*The exercise*: Return each line of the records holding the string "spot".

[Data entries]
⟨

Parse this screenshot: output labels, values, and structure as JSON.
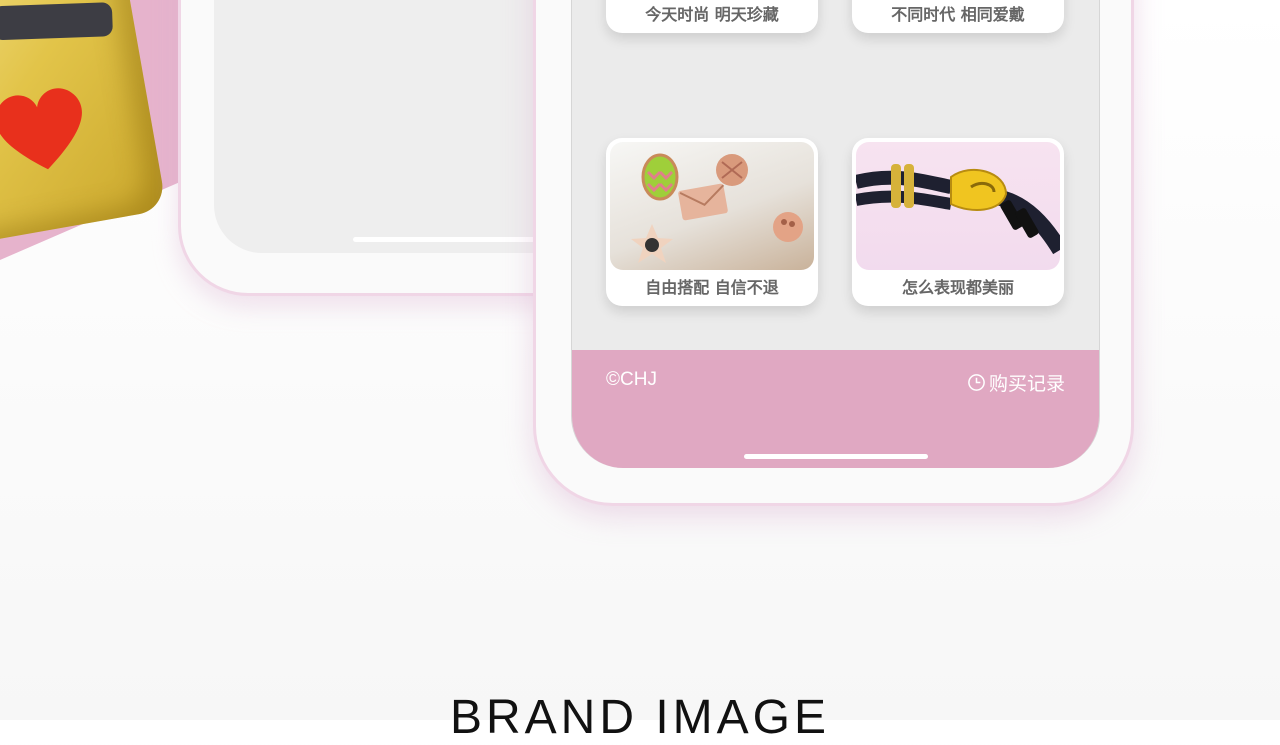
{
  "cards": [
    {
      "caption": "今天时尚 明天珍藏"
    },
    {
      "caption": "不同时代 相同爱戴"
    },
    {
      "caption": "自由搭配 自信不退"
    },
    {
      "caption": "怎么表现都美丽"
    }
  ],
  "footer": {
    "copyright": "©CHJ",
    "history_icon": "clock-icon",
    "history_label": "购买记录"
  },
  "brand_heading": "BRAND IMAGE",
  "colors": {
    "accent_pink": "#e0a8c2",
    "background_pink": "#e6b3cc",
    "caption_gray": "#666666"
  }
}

⟩
⟨

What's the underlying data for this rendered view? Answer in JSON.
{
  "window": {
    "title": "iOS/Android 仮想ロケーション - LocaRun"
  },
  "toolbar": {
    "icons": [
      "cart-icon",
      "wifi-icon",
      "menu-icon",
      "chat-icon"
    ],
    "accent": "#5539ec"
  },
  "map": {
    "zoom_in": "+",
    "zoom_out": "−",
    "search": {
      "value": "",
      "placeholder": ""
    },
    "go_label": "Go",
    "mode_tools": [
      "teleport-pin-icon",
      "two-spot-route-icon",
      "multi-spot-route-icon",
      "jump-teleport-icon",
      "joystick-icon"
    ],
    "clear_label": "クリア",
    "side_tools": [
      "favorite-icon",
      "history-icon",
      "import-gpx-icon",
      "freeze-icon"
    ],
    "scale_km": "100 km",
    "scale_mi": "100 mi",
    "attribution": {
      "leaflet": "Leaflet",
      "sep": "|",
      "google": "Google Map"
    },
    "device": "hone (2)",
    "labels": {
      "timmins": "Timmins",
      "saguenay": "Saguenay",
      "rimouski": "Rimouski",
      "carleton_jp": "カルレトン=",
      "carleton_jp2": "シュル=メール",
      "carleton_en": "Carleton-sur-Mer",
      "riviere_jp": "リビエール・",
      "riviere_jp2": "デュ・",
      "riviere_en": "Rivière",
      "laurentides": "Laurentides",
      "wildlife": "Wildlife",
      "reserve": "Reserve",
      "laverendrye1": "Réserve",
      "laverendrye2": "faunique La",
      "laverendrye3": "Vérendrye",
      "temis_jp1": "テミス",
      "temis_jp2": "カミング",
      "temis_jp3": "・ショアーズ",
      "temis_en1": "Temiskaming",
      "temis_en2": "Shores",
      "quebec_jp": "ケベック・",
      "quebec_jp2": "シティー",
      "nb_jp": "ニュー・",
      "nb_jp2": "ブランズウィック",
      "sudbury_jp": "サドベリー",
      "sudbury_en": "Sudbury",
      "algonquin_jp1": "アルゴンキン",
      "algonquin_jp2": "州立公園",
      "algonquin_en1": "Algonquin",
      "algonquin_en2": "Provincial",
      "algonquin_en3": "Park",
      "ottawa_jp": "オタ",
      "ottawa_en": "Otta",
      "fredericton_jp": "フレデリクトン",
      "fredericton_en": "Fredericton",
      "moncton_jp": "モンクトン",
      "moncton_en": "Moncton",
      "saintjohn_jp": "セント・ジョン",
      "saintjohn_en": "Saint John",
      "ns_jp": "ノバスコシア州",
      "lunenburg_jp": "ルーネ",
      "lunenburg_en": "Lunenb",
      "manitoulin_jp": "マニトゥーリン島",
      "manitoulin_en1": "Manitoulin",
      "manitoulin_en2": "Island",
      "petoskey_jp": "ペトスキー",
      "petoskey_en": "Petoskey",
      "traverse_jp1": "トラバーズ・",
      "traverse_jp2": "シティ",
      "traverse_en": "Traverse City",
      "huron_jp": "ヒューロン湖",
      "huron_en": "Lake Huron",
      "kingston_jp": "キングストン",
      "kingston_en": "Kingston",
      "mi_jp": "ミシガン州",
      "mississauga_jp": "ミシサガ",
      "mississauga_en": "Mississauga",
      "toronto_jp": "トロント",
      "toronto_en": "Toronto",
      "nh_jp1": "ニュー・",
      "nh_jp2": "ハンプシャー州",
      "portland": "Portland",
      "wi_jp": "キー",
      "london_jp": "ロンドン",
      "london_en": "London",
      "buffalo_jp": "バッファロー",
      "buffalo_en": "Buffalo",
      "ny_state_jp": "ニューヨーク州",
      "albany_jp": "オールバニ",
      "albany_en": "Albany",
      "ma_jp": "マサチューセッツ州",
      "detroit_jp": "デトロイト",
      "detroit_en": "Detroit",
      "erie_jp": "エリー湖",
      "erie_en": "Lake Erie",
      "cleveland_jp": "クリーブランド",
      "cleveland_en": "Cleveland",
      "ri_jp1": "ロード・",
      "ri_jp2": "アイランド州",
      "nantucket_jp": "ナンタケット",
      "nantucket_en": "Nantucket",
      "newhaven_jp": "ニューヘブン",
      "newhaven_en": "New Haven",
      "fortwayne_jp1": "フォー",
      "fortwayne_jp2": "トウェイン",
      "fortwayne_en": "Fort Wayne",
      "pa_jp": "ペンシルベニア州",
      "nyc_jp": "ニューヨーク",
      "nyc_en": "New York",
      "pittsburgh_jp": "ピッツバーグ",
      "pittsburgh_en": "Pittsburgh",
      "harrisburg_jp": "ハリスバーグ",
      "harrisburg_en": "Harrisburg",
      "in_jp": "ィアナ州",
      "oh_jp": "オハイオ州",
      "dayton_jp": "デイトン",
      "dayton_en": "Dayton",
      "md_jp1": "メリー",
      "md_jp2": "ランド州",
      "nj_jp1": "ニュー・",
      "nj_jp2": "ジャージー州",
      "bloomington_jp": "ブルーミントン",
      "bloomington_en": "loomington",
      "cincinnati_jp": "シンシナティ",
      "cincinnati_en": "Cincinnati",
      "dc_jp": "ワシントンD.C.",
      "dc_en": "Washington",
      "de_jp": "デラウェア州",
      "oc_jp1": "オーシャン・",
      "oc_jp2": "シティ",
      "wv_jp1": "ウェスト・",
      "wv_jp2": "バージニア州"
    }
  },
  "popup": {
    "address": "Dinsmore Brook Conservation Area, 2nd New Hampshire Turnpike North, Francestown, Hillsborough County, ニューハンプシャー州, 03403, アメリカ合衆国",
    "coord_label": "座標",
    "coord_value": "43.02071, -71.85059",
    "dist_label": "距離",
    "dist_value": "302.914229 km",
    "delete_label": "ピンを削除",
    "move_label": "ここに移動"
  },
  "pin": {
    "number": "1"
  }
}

⟩

*Result below*:
      "two-spot-route-icon",
      "multi-spot-route-icon",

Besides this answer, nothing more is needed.